* [Consigne]
D'après le texte sur Gabrielle Ethenoz-Damond ci-dessous, répondez aux questions suivantes.
(a) Quand et dans quelle ville le film a-t-il été tourné ?
(b) À quel rang Gabrielle Ethenoz-Damond entre-t-elle parmi les personnalités de Suisse romande des Plans Fixes ?
(c) Au profit de quelle organisation les pots de confiture qu'elle prépare sont-ils vendus ?

* [Passage du texte]
Gabrielle Ethenoz-Damond : Une vie d’engagements.

4 juin 1921 – 23 décembre 2017.

 

Tourné le 6 octobre 2000 à Nyon.

Gabrielle Ethenoz-Damond – Association Films Plans-Fixes (plansfixes.ch)

 

> Dès l’introduction du droit de vote des femmes, Gabrielle Ethenoz-Damond, alors administrateur – elle tient à cette forme – de la Fédération des ouvriers du bâtiment et du bois (F.O.B.B.), a été proposée par le parti socialiste pour l’élection au parlement municipal de Nyon. Le résultat fut si brillant qu’elle fut également élue au Grand Conseil vaudois. Les hommes attendaient d’elle des voix supplémentaires pour la gauche. Mais à la surprise générale, ses concurrents furent dépassés par Gabrielle Ethenoz-Damond. Si l’on se demande aujourd’hui pourquoi, le film donne la réponse : « Pas de tripotage. » <

 

En 2000, Gabrielle Ethenoz-Damond obtient son monument par la visite des Plans Fixes. A 79 ans, elle devient la 184e personnalité de Suisse romande à entrer au Panthéon cinématographique. On y trouve, depuis décembre 1977 jusqu’à aujourd’hui, 360 personnes qui ont marqué leur époque et leur lieu. C’est également là que l’on est conduit par les moteurs de recherche lorsqu’on tape le nom de Gabrielle Ethenoz-Damond.

 

Wikipédia ne donne aucun résultat pour elle. Ni le Dictionnaire historique de la Suisse. L’appartenance à des parlements locaux ou cantonaux n’est pas suffisante pour être une célébrité, même pour une femme. Car qu’a-t-elle accompli ? Elle n’a fait que servir une bonne cause et des personnes qui avaient besoin d’aide. Cela n’a rien de spécial. Tout le monde le fait.

 

A une époque où l’on prescrit aux gens de se réaliser, servir n’a plus la cote. C’est pourquoi Gabrielle Ethenoz-Damond provoque un sourire presque compatissant lorsqu’elle avoue qu’elle aime faire des confitures. Le fait que les petits pots soient ensuite vendus pour Femmes sans frontières ne donne pas plus de prestige à la cuisinière. L’image de la bonne mère de famille charitable lui colle toujours à la peau.

 

Le plaisir de jardiner n’arrange rien, même si pour Gabrielle Ethenoz-Damond, cette compensation est liée à des jours heureux de l’enfance : « Les hommes bêchaient la terre. Les femmes plantaient et semaient, entretenaient et soignaient. » Oh là là ! Ne fait-elle pas l’apologie du patriarcat ?

* [Entrées fournies]
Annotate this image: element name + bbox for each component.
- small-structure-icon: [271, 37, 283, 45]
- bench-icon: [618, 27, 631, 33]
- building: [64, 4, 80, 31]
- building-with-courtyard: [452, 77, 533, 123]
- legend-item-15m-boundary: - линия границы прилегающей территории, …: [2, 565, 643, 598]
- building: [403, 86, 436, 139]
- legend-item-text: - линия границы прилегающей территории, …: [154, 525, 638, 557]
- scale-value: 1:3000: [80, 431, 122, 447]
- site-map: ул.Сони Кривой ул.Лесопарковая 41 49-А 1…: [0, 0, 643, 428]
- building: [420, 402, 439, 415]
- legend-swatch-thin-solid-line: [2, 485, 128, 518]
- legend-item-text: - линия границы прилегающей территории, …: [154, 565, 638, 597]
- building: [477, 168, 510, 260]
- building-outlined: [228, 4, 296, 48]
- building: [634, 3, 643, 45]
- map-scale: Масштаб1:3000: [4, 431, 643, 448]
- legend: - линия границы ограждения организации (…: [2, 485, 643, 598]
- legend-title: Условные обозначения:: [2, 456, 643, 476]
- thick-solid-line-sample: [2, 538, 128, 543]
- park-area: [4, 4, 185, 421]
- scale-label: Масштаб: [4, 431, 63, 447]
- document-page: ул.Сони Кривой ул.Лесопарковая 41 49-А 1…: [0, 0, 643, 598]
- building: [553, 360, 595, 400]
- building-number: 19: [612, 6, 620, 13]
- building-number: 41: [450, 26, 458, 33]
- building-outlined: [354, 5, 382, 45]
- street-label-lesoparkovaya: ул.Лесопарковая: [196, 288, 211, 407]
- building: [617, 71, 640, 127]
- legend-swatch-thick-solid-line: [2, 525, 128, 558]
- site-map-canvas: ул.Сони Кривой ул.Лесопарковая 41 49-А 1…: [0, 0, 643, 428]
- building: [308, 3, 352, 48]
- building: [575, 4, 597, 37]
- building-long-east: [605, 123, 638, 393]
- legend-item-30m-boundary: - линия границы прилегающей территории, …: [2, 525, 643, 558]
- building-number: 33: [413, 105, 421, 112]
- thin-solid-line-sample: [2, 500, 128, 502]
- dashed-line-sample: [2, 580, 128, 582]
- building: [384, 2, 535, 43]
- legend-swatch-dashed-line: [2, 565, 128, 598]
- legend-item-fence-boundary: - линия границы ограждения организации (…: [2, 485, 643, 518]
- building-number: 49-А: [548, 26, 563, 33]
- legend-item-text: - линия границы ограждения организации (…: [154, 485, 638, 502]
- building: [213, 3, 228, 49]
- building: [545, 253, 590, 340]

* [Bonne réponse]
(a) Le film a été tourné le 6 octobre 2000 à Nyon.
(b) Elle est la 184e personnalité de Suisse romande à y entrer.
(c) Les pots sont vendus pour Femmes sans frontières.